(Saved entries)
------
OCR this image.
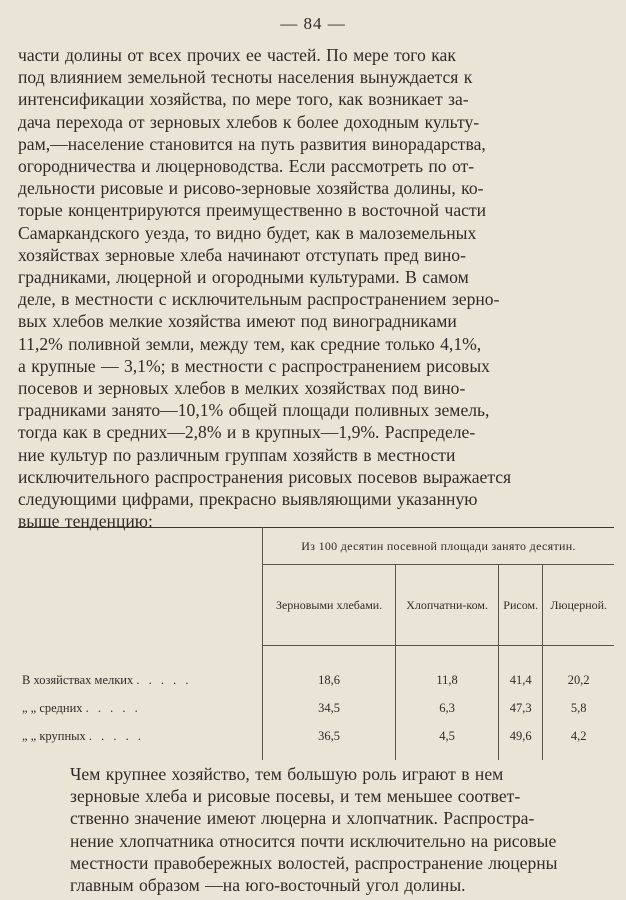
— 84 —

части долины от всех прочих ее частей. По мере того как

под влиянием земельной тесноты населения вынуждается к

интенсификации хозяйства, по мере того, как возникает за-

дача перехода от зерновых хлебов к более доходным культу-

рам,—население становится на путь развития винорадарства,

огородничества и люцерноводства. Если рассмотреть по от-

дельности рисовые и рисово-зерновые хозяйства долины, ко-

торые концентрируются преимущественно в восточной части

Самаркандского уезда, то видно будет, как в малоземельных

хозяйствах зерновые хлеба начинают отступать пред вино-

градниками, люцерной и огородными культурами. В самом

деле, в местности с исключительным распространением зерно-

вых хлебов мелкие хозяйства имеют под виноградниками

11,2% поливной земли, между тем, как средние только 4,1%,

а крупные — 3,1%; в местности с распространением рисовых

посевов и зерновых хлебов в мелких хозяйствах под вино-

градниками занято—10,1% общей площади поливных земель,

тогда как в средних—2,8% и в крупных—1,9%. Распределе-

ние культур по различным группам хозяйств в местности

исключительного распространения рисовых посевов выражается

следующими цифрами, прекрасно выявляющими указанную

выше тенденцию:

	Из 100 десятин посевной площади занято десятин.			
	Зерновыми хлебами.	Хлопчатни-ком.	Рисом.	Люцерной.
В хозяйствах мелких . . . . .	18,6	11,8	41,4	20,2
„ „ средних . . . . .	34,5	6,3	47,3	5,8
„ „ крупных . . . . .	36,5	4,5	49,6	4,2

Чем крупнее хозяйство, тем большую роль играют в нем

зерновые хлеба и рисовые посевы, и тем меньшее соответ-

ственно значение имеют люцерна и хлопчатник. Распростра-

нение хлопчатника относится почти исключительно на рисовые

местности правобережных волостей, распространение люцерны

главным образом —на юго-восточный угол долины.
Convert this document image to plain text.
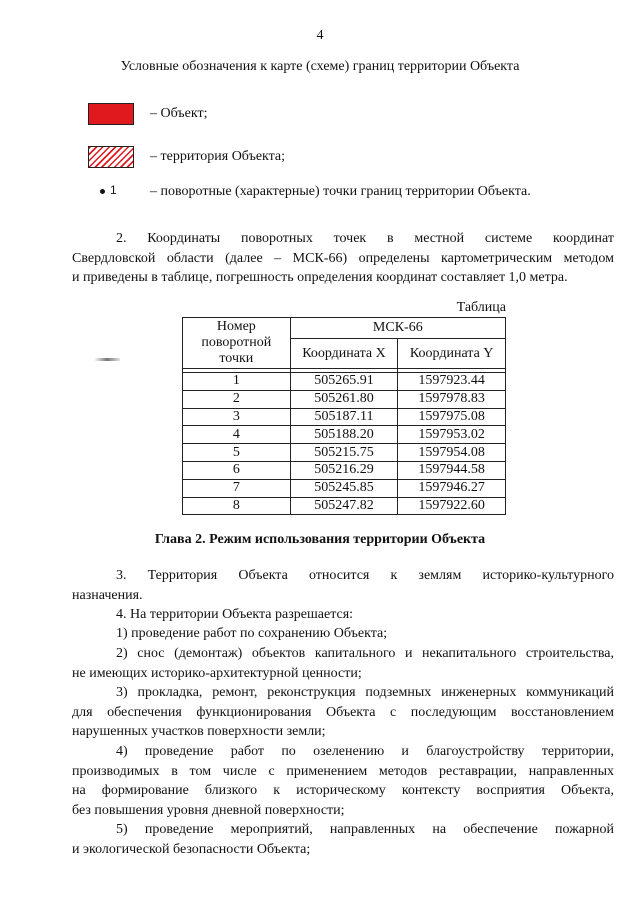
4
Условные обозначения к карте (схеме) границ территории Объекта
– Объект;
– территория Объекта;
1 – поворотные (характерные) точки границ территории Объекта.

2. Координаты поворотных точек в местной системе координат
Свердловской области (далее – МСК-66) определены картометрическим методом
и приведены в таблице, погрешность определения координат составляет 1,0 метра.

Таблица
Номер поворотной точки	МСК-66	
	Координата X	Координата Y

1	505265.91	1597923.44
2	505261.80	1597978.83
3	505187.11	1597975.08
4	505188.20	1597953.02
5	505215.75	1597954.08
6	505216.29	1597944.58
7	505245.85	1597946.27
8	505247.82	1597922.60
Глава 2. Режим использования территории Объекта

3. Территория Объекта относится к землям историко-культурного
назначения.

4. На территории Объекта разрешается:

1) проведение работ по сохранению Объекта;

2) снос (демонтаж) объектов капитального и некапитального строительства,
не имеющих историко-архитектурной ценности;

3) прокладка, ремонт, реконструкция подземных инженерных коммуникаций
для обеспечения функционирования Объекта с последующим восстановлением
нарушенных участков поверхности земли;

4) проведение работ по озеленению и благоустройству территории,
производимых в том числе с применением методов реставрации, направленных
на формирование близкого к историческому контексту восприятия Объекта,
без повышения уровня дневной поверхности;

5) проведение мероприятий, направленных на обеспечение пожарной
и экологической безопасности Объекта;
------
GOAL ->
Pick out the lines above that hold the string "this" and show them.

OUTPUT OF THE EXERCISE ->
OCR this image.
Convert this document image to plain text.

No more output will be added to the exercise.